:: DATA FOR THIS EXERCISE ::

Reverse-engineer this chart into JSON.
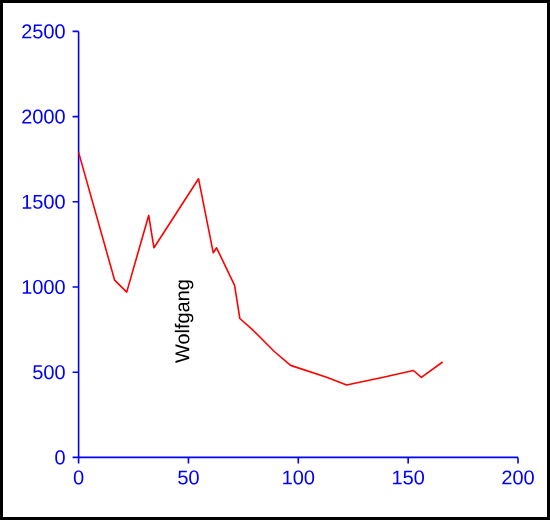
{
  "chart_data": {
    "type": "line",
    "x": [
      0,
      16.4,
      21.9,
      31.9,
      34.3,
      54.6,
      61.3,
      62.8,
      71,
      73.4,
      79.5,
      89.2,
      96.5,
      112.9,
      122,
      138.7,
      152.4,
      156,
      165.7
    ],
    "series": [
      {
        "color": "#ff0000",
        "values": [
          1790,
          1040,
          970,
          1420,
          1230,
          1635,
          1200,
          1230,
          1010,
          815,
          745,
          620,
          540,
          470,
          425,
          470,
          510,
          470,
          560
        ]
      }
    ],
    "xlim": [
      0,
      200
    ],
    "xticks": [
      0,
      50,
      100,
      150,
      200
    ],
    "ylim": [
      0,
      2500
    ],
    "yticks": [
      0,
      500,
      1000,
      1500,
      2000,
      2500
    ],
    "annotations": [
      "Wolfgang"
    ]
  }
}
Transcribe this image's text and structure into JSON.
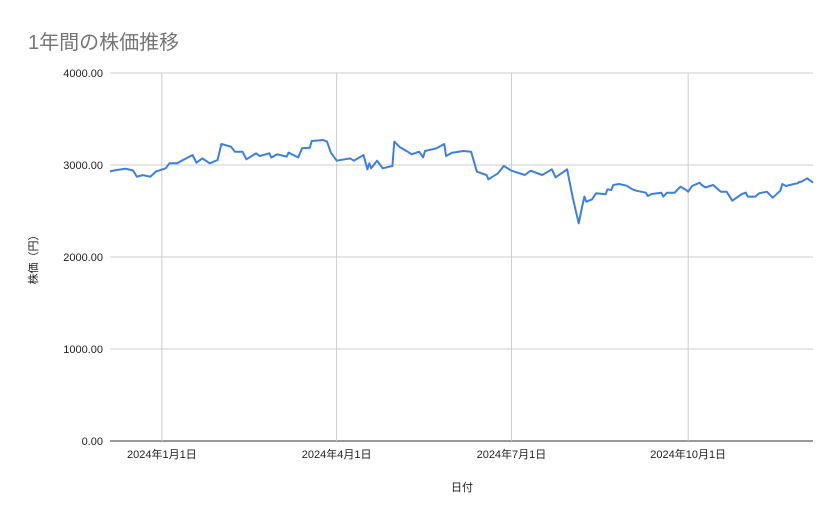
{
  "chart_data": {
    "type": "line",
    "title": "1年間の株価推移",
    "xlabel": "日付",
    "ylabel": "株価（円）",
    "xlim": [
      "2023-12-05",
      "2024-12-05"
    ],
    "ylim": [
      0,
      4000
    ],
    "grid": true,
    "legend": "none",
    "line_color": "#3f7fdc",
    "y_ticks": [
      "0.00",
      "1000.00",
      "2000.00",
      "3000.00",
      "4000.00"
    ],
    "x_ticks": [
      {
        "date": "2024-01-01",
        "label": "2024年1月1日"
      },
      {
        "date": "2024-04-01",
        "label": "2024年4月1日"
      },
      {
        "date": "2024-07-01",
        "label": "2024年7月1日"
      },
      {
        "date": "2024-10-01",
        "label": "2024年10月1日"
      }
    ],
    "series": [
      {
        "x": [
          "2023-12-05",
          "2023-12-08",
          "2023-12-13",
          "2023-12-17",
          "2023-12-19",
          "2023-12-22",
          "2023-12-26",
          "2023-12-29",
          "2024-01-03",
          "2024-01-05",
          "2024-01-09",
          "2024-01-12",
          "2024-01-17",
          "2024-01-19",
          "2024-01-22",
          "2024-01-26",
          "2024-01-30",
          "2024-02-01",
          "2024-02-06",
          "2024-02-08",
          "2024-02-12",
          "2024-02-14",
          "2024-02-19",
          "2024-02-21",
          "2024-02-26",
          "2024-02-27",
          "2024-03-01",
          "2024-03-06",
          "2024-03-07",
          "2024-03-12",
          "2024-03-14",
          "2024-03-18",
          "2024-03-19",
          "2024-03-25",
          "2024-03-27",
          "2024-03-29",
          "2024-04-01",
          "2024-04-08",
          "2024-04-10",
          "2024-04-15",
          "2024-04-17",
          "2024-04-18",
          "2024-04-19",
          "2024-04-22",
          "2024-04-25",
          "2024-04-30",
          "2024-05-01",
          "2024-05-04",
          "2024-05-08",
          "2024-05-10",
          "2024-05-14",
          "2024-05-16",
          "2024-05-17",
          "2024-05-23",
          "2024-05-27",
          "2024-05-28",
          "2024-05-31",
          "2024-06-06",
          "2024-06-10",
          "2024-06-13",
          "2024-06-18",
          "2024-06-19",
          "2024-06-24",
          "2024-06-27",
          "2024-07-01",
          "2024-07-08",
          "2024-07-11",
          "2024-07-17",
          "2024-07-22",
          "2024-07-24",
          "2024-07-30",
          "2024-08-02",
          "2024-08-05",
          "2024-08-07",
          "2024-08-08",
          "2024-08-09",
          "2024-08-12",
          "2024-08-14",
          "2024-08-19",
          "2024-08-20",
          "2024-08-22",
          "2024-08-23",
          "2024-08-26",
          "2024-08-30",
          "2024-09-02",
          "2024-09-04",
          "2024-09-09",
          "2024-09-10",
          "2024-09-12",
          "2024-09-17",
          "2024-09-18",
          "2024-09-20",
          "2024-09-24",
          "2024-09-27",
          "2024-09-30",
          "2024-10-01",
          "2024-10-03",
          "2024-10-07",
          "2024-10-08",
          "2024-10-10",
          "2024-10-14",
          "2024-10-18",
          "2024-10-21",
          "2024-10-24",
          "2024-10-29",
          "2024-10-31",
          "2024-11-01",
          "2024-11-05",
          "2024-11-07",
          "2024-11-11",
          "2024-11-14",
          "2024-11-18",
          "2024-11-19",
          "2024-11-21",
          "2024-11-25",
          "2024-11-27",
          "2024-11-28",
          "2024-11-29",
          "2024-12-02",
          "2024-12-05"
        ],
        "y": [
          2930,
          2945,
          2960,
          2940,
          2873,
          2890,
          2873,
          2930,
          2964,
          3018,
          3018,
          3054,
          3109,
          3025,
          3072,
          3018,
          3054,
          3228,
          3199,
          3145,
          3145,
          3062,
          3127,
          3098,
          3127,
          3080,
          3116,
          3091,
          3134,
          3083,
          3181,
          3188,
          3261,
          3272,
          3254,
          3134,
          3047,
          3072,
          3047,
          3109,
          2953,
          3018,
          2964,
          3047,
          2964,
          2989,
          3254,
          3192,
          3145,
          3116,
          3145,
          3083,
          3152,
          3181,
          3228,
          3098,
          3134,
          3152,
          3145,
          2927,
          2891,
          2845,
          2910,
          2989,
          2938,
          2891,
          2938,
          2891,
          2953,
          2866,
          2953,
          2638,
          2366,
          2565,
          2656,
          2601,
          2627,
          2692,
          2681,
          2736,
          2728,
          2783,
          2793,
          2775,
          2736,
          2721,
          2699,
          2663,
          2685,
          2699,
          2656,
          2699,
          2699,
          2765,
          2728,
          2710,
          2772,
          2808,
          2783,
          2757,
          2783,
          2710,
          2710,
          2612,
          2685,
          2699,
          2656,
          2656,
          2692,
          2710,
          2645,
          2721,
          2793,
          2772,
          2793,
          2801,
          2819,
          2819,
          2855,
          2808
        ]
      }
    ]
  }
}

:::

**WHAT YOU WILL DO:** Identify the lines of the entries containing the string "date". Copy each such line.

**WRITTEN RESPONSE:**
        "date": "2024-01-01",
        "date": "2024-04-01",
        "date": "2024-07-01",
        "date": "2024-10-01",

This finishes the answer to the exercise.